=== Records shown ===
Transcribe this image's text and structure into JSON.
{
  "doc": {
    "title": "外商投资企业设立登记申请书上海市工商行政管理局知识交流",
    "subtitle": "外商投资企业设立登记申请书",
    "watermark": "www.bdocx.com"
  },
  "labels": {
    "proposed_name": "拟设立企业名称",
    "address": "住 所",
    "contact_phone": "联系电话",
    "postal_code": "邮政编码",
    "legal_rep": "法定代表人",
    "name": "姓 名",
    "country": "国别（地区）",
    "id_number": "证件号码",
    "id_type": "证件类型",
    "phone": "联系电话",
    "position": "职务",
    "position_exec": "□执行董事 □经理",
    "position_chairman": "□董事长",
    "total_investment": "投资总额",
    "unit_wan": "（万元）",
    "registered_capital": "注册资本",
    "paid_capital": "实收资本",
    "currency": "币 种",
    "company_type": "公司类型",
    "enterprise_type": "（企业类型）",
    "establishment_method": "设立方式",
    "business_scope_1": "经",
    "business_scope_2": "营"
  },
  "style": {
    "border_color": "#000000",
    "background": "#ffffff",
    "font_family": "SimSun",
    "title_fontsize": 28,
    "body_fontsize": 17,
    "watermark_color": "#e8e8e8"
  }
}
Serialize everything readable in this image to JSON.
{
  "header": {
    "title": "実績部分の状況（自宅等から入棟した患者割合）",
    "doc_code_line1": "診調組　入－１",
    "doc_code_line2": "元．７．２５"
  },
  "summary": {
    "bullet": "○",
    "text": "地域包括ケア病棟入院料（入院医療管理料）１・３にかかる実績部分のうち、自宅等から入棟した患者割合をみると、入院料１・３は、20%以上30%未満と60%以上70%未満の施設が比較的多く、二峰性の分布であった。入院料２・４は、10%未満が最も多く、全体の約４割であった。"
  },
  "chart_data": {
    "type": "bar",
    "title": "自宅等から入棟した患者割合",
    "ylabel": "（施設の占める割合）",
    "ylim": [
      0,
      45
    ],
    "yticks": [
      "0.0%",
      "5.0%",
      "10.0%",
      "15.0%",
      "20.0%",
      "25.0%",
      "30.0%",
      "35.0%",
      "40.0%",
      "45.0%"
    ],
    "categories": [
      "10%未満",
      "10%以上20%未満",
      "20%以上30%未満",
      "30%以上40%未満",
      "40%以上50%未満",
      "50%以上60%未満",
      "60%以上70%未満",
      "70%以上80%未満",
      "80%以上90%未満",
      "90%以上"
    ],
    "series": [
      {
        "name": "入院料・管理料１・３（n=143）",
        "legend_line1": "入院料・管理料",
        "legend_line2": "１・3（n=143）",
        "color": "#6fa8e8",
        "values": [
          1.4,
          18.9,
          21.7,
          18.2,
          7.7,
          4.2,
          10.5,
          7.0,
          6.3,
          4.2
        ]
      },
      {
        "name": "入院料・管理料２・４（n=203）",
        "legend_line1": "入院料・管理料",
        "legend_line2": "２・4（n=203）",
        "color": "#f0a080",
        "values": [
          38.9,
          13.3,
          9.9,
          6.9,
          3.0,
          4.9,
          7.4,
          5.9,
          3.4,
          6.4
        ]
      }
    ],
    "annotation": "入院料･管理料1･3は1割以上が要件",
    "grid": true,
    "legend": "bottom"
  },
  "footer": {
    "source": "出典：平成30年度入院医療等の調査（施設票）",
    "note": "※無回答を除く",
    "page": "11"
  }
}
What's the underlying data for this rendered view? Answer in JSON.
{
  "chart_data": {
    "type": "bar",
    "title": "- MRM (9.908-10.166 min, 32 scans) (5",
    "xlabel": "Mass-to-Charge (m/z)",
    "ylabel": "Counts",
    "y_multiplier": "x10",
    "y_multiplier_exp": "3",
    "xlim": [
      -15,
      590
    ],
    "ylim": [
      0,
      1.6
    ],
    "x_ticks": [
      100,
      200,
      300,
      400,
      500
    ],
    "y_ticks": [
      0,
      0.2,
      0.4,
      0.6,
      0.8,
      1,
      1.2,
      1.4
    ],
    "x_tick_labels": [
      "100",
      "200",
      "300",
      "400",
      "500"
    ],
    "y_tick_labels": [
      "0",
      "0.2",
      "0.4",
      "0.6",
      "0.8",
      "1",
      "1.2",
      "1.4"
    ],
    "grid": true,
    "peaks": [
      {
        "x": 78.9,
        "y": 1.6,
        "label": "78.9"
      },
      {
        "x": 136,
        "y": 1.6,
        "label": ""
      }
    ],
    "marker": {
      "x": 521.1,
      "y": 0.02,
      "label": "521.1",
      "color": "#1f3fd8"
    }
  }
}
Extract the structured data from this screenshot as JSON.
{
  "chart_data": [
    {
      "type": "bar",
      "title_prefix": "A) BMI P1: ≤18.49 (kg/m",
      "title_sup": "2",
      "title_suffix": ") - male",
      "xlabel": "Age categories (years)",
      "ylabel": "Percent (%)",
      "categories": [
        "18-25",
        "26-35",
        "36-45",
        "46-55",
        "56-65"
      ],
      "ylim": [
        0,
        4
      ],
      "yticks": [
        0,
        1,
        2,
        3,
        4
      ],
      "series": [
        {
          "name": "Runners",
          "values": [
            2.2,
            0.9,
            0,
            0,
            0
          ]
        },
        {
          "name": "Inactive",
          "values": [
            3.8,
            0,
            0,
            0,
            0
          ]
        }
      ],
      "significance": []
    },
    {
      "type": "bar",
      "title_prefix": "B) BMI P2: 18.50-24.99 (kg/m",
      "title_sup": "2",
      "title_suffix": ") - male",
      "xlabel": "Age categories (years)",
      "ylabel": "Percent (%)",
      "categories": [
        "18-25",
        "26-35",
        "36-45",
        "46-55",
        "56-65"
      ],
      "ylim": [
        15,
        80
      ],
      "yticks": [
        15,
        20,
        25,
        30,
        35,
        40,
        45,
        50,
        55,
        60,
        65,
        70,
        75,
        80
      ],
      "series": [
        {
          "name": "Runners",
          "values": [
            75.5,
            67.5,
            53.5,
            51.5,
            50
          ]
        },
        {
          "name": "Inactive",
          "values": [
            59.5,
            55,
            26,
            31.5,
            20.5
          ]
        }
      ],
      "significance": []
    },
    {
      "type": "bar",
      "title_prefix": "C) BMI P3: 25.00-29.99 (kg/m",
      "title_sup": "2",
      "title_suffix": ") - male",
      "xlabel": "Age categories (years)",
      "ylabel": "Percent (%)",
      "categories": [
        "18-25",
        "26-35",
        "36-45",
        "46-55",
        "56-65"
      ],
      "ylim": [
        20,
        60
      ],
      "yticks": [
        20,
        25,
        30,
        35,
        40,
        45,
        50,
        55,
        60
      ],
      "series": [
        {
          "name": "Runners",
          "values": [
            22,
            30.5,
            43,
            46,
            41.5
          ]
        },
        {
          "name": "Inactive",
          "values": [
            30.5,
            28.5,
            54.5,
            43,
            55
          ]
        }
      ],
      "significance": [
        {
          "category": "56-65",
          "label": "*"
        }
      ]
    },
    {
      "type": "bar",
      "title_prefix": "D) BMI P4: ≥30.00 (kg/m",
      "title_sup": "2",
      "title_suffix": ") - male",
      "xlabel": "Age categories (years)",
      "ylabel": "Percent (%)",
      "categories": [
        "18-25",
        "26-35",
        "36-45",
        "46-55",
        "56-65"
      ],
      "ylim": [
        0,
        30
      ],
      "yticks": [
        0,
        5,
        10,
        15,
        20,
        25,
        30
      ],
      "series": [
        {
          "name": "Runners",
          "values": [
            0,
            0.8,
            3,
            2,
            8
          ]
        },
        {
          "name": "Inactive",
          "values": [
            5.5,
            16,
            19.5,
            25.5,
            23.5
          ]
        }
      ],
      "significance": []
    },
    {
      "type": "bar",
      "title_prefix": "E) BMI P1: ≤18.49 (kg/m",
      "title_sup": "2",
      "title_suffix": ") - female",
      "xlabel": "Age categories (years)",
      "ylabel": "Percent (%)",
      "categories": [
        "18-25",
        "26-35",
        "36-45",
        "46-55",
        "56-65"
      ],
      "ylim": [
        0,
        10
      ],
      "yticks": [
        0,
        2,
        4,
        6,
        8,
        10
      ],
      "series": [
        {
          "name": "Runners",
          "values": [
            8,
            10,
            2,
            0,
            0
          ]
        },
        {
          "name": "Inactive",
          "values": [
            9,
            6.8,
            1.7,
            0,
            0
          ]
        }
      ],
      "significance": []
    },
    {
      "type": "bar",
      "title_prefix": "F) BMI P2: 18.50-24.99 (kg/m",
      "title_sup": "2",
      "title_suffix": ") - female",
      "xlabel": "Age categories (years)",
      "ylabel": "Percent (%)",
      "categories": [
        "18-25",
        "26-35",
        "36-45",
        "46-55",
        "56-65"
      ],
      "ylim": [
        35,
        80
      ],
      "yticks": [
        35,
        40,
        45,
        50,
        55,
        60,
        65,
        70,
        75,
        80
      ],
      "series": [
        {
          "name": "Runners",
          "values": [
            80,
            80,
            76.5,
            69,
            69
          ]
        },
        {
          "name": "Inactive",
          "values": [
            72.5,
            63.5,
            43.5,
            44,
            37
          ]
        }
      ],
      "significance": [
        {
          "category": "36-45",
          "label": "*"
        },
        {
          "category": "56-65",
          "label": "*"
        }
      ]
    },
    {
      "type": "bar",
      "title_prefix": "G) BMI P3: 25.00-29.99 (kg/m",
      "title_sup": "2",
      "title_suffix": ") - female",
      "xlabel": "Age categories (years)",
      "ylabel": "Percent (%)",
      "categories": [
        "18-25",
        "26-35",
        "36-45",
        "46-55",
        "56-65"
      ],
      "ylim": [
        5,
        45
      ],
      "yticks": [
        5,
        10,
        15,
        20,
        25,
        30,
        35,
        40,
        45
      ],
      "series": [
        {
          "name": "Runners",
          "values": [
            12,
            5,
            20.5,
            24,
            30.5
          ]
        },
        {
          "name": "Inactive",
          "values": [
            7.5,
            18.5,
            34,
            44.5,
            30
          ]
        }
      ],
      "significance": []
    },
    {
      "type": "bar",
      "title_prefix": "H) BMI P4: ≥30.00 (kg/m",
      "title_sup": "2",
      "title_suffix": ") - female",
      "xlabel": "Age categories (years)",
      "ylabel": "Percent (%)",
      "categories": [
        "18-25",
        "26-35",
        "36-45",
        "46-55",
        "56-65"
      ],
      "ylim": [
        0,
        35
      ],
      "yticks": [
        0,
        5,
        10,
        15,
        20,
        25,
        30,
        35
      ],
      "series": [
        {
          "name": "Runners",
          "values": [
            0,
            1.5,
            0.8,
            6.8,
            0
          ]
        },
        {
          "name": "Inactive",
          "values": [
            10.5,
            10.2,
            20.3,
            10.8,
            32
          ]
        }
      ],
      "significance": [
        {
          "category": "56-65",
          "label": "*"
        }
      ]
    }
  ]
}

=== Exercise brief ===
Which lines above hold the word "text"? Copy each of them.

=== Output of the exercise ===
Transcribe this image's text and structure into JSON.
    "text": "地域包括ケア病棟入院料（入院医療管理料）１・３にかかる実績部分のうち、自宅等から入棟した患者割合をみると、入院料１・３は、20%以上30%未満と60%以上70%未満の施設が比較的多く、二峰性の分布であった。入院料２・４は、10%未満が最も多く、全体の約４割であった。"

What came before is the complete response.